• _Directions for this task_: Below are some records; reproduce every one of them exactly.
## Start Stored data
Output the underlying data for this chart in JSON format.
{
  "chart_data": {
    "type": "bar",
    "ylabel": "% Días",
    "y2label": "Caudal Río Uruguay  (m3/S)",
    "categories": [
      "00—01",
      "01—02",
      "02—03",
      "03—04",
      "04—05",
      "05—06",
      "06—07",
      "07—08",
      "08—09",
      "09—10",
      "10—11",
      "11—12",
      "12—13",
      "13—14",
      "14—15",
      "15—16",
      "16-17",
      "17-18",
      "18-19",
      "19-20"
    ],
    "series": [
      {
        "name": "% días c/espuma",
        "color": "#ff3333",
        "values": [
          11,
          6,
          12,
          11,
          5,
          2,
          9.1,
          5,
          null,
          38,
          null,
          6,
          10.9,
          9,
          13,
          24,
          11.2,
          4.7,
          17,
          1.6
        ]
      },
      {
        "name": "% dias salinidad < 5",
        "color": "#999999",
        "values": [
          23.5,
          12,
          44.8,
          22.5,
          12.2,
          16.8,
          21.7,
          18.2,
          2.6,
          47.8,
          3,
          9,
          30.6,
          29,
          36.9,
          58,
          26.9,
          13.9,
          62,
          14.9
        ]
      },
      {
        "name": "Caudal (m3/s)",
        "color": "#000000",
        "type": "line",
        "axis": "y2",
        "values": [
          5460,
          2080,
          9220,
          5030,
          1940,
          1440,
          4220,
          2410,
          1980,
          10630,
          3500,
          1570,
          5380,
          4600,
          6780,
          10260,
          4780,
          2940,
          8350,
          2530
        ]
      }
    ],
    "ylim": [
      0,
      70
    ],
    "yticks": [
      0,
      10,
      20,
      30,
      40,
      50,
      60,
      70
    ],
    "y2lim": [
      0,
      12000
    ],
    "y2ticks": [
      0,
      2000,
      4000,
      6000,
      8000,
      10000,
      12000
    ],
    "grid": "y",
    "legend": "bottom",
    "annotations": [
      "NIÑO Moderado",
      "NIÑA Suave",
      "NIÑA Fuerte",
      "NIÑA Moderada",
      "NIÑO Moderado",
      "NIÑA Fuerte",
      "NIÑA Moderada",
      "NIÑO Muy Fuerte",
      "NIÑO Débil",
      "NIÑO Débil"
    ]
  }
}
## End Stored data
• _Solution to the problem_:
Output the underlying data for this chart in JSON format.
{
  "chart_data": {
    "type": "bar",
    "ylabel": "% Días",
    "y2label": "Caudal Río Uruguay  (m3/S)",
    "categories": [
      "00—01",
      "01—02",
      "02—03",
      "03—04",
      "04—05",
      "05—06",
      "06—07",
      "07—08",
      "08—09",
      "09—10",
      "10—11",
      "11—12",
      "12—13",
      "13—14",
      "14—15",
      "15—16",
      "16-17",
      "17-18",
      "18-19",
      "19-20"
    ],
    "series": [
      {
        "name": "% días c/espuma",
        "color": "#ff3333",
        "values": [
          11,
          6,
          12,
          11,
          5,
          2,
          9.1,
          5,
          null,
          38,
          null,
          6,
          10.9,
          9,
          13,
          24,
          11.2,
          4.7,
          17,
          1.6
        ]
      },
      {
        "name": "% dias salinidad < 5",
        "color": "#999999",
        "values": [
          23.5,
          12,
          44.8,
          22.5,
          12.2,
          16.8,
          21.7,
          18.2,
          2.6,
          47.8,
          3,
          9,
          30.6,
          29,
          36.9,
          58,
          26.9,
          13.9,
          62,
          14.9
        ]
      },
      {
        "name": "Caudal (m3/s)",
        "color": "#000000",
        "type": "line",
        "axis": "y2",
        "values": [
          5460,
          2080,
          9220,
          5030,
          1940,
          1440,
          4220,
          2410,
          1980,
          10630,
          3500,
          1570,
          5380,
          4600,
          6780,
          10260,
          4780,
          2940,
          8350,
          2530
        ]
      }
    ],
    "ylim": [
      0,
      70
    ],
    "yticks": [
      0,
      10,
      20,
      30,
      40,
      50,
      60,
      70
    ],
    "y2lim": [
      0,
      12000
    ],
    "y2ticks": [
      0,
      2000,
      4000,
      6000,
      8000,
      10000,
      12000
    ],
    "grid": "y",
    "legend": "bottom",
    "annotations": [
      "NIÑO Moderado",
      "NIÑA Suave",
      "NIÑA Fuerte",
      "NIÑA Moderada",
      "NIÑO Moderado",
      "NIÑA Fuerte",
      "NIÑA Moderada",
      "NIÑO Muy Fuerte",
      "NIÑO Débil",
      "NIÑO Débil"
    ]
  }
}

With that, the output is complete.